_WORK INSTRUCTIONS_:
- 1) Write out the 1Dx replacement thread word for word, starting with "# 1Dx replacement" and going on through "Ozarker (Feb 23, 2015)".
- 2) Name every user who posts in the 1Dx replacement thread.
- 3) Continue the 1Dx replacement thread from its last line.

_PASSAGE_:
# 1Dx replacement speculations.



## sanj (Feb 23, 2015)

The 50mp Canon announcement and the 12 fps rumor of the 5d4 has gotten me thinking: What would the 1dx replacement be like? What do you think? How would it beat the 5ds and the rumored 5d4? It has to be something great..


----------



## Ozarker (Feb 23, 2015)

sanj said:


> The 50mp Canon announcement and the 12 fps rumor of the 5d4 has gotten me thinking: What would the 1dx replacement be like? What do you think? How would it beat the 5ds and the rumored 5d4? It has to be something great..



I've no idea, but I would sure love to have the presently offered 1Dx. Whatever they replace it with ought to be something special too, I think. We live in great times for technology, don't we?


----------



## sanj (Feb 24, 2015)

Yes we do. But many on internet still crib non stop!


----------



## RGF (Feb 24, 2015)

Electronic shutter so no mirror. 24-30 FPS. 24 MP.

Wifi built in
2-3 stop better DR and ISO performance

Possibly foveon type sensor.

Mostly still the great 1D series body


----------



## sanj (Feb 26, 2015)

RGF said:


> Electronic shutter so no mirror. 24-30 FPS. 24 MP.

_DATA ENTRIES_:

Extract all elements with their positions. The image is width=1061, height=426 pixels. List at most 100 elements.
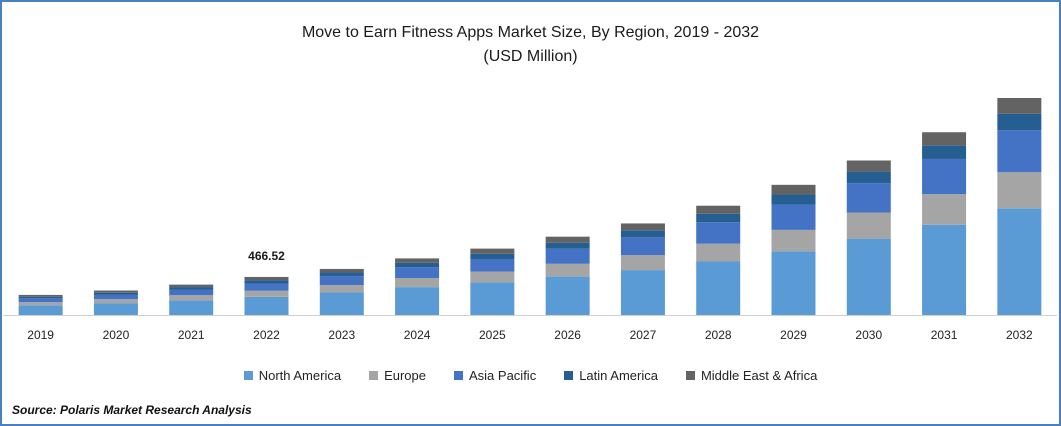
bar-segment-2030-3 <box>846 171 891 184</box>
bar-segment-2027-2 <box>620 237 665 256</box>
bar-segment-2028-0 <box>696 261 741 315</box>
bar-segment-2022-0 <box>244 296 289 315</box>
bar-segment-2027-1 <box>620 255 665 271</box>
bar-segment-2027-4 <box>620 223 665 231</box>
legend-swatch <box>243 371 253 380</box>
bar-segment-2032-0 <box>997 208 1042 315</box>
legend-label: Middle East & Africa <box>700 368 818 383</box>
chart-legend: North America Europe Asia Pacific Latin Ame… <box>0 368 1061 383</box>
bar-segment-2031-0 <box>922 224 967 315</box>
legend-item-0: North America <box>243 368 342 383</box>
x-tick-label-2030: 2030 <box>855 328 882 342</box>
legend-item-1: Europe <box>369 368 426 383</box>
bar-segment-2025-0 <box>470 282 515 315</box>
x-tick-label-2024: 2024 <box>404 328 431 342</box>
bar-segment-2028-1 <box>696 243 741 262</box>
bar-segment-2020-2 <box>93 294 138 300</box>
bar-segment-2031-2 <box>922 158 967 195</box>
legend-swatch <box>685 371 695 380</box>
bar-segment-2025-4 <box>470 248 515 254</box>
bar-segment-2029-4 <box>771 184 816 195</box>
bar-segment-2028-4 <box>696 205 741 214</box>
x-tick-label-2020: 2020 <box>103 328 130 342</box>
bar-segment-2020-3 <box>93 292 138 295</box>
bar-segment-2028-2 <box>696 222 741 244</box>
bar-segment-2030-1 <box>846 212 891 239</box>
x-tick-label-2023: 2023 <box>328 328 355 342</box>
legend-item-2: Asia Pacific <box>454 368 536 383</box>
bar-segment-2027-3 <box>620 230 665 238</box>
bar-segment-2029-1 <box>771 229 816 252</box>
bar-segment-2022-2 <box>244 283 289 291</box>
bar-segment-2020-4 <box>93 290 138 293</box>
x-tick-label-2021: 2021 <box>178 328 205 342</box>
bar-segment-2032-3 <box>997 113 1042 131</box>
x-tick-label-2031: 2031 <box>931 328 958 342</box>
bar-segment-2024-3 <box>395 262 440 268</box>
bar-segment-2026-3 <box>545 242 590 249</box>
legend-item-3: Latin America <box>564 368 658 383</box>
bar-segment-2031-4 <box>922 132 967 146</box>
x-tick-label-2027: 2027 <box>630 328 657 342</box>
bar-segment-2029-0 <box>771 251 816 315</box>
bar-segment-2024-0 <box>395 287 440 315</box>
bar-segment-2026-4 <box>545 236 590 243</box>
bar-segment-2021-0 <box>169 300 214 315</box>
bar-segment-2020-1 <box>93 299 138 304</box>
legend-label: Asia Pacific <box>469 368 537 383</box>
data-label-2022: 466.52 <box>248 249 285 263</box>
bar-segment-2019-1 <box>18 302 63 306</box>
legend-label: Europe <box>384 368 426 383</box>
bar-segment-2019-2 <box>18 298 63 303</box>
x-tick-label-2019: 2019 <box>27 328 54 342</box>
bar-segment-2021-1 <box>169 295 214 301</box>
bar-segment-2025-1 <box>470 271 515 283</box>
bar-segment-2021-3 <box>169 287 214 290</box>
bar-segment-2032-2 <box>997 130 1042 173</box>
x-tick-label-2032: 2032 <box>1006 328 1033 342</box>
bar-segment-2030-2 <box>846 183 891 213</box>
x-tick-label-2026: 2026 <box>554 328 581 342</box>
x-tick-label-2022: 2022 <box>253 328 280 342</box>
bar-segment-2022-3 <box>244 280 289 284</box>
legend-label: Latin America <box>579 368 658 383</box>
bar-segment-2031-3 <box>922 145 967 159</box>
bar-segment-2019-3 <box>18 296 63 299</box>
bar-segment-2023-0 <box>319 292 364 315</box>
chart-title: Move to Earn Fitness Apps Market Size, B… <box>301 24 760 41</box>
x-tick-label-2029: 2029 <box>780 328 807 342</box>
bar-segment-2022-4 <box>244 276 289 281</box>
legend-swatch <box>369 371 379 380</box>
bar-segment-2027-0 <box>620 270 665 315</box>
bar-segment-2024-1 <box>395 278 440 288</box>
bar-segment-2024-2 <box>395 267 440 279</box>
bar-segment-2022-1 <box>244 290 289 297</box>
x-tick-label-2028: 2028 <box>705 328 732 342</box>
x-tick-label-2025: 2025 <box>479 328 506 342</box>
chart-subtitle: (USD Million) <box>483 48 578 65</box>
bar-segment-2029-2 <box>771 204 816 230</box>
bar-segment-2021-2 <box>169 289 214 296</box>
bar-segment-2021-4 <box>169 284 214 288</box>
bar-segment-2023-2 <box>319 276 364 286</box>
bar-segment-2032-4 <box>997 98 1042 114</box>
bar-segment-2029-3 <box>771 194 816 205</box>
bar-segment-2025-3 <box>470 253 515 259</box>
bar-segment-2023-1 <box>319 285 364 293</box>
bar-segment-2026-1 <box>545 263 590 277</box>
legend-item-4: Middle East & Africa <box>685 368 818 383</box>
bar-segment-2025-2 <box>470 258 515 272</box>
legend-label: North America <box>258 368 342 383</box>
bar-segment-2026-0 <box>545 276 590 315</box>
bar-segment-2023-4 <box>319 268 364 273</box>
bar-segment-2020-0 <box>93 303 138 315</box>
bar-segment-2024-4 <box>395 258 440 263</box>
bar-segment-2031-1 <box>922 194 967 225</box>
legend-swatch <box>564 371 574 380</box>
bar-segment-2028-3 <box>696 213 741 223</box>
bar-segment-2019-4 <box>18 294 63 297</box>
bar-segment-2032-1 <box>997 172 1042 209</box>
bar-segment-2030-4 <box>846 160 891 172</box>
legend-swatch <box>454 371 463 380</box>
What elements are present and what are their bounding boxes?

---

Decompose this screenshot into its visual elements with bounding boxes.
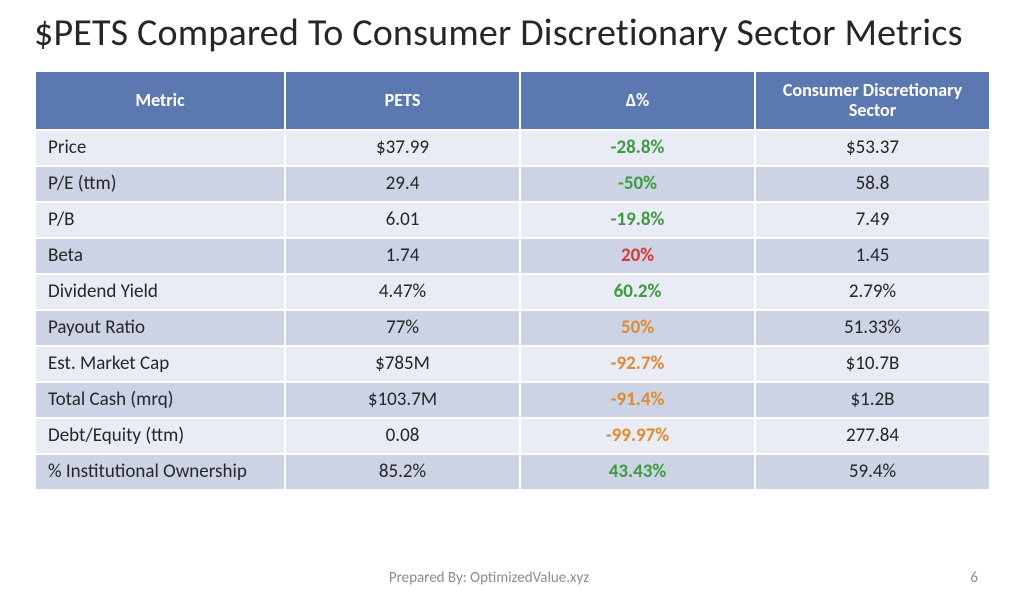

_RESPONSES PER TASK_:
- 1)
# 1Dx replacement speculations.



## sanj (Feb 23, 2015)

The 50mp Canon announcement and the 12 fps rumor of the 5d4 has gotten me thinking: What would the 1dx replacement be like? What do you think? How would it beat the 5ds and the rumored 5d4? It has to be something great..


----------



## Ozarker (Feb 23, 2015)

- 2) sanj, Ozarker, RGF

- 3)
> 
> Wifi built in
> 2-3 stop better DR and ISO performance
> ...



Has Canon or any other company been able to update a model and increase more than a stop of ISO/DR improvement? More than 15fps seems very doubtful. 

But who knows….


----------



## Northstar (Feb 26, 2015)

Despite some of the rumors, I would guess that it will be a modest upgrade (but secretly hoping for huge improvements) 

As a sport shooter, i would like to see improvements in these areas, in order of importance:

1. AF speed/accuracy - when covering action in less the ideal light, I still get too many OOF shots.

2. Better high ISO IQ and DR - give me 1/2 stop better high ISO...this would be huge for me as I regularly shoot at ISO 3200 to 6400. 

3. Video with AF tracking - I would love to have AF that tracked my subjects for me when covering action. I never use the video on my 1dx...it's worthless to me for covering action.

Do just these three things, and maybe a slight bump to 14fps, and I would buy a 1dxii in a heartbeat.

North

Edit...oh, and keep the price under $7,000!


----------



## neuroanatomist (Feb 26, 2015)

RGF said:


> Electronic shutter so no mirror.



So you are suggesting that the new model will have no dedicated phase detect AF system, but will have only DPAF? That's about as likely as Canon setting the MSRP at $50.


----------



## RGF (Feb 26, 2015)

neuroanatomist said:


> RGF said:
> 
> 
> > Electronic shutter so no mirror.
> ...



okay, I admit that I am way out of knowledge when it comes to hardware. How do video cameras get 30 /60 FPS? Mirrors are not flapping that fast? How do they manage high FPS and still get AF to work?

At some point I imagine that video and stills will merge.


----------



## Deleted member 91053 (Feb 26, 2015)

For the 1DX Mk2 I would like a price and weight reduction - I don't think either would happen!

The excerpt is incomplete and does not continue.